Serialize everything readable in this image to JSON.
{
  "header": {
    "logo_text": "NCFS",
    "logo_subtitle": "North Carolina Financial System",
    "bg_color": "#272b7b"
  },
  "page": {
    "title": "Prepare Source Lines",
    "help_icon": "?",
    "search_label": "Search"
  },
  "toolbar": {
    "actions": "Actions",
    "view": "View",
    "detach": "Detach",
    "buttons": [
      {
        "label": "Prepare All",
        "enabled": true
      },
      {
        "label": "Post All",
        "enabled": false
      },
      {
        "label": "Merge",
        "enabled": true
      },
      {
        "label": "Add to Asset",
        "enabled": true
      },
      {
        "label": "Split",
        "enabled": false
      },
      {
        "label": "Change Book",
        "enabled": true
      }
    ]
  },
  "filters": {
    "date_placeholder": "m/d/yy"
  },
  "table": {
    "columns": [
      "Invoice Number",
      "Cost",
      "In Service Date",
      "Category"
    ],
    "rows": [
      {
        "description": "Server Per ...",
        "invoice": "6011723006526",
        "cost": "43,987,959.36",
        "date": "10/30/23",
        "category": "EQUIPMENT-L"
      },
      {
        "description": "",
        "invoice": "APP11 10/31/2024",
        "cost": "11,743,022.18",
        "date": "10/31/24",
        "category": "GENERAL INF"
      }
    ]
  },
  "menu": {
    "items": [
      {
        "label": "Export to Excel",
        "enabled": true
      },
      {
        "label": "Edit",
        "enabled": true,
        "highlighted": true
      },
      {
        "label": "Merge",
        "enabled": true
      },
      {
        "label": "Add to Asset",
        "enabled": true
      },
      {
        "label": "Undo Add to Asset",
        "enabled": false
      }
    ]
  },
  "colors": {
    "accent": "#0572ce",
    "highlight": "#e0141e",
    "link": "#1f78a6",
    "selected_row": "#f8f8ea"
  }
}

=== DO THIS ===
Quote each line above in full, word for word.

=== OUTPUT FOR THIS EXERCISE ===
Serialize everything readable in this image to JSON.
{
  "header": {
    "logo_text": "NCFS",
    "logo_subtitle": "North Carolina Financial System",
    "bg_color": "#272b7b"
  },
  "page": {
    "title": "Prepare Source Lines",
    "help_icon": "?",
    "search_label": "Search"
  },
  "toolbar": {
    "actions": "Actions",
    "view": "View",
    "detach": "Detach",
    "buttons": [
      {
        "label": "Prepare All",
        "enabled": true
      },
      {
        "label": "Post All",
        "enabled": false
      },
      {
        "label": "Merge",
        "enabled": true
      },
      {
        "label": "Add to Asset",
        "enabled": true
      },
      {
        "label": "Split",
        "enabled": false
      },
      {
        "label": "Change Book",
        "enabled": true
      }
    ]
  },
  "filters": {
    "date_placeholder": "m/d/yy"
  },
  "table": {
    "columns": [
      "Invoice Number",
      "Cost",
      "In Service Date",
      "Category"
    ],
    "rows": [
      {
        "description": "Server Per ...",
        "invoice": "6011723006526",
        "cost": "43,987,959.36",
        "date": "10/30/23",
        "category": "EQUIPMENT-L"
      },
      {
        "description": "",
        "invoice": "APP11 10/31/2024",
        "cost": "11,743,022.18",
        "date": "10/31/24",
        "category": "GENERAL INF"
      }
    ]
  },
  "menu": {
    "items": [
      {
        "label": "Export to Excel",
        "enabled": true
      },
      {
        "label": "Edit",
        "enabled": true,
        "highlighted": true
      },
      {
        "label": "Merge",
        "enabled": true
      },
      {
        "label": "Add to Asset",
        "enabled": true
      },
      {
        "label": "Undo Add to Asset",
        "enabled": false
      }
    ]
  },
  "colors": {
    "accent": "#0572ce",
    "highlight": "#e0141e",
    "link": "#1f78a6",
    "selected_row": "#f8f8ea"
  }
}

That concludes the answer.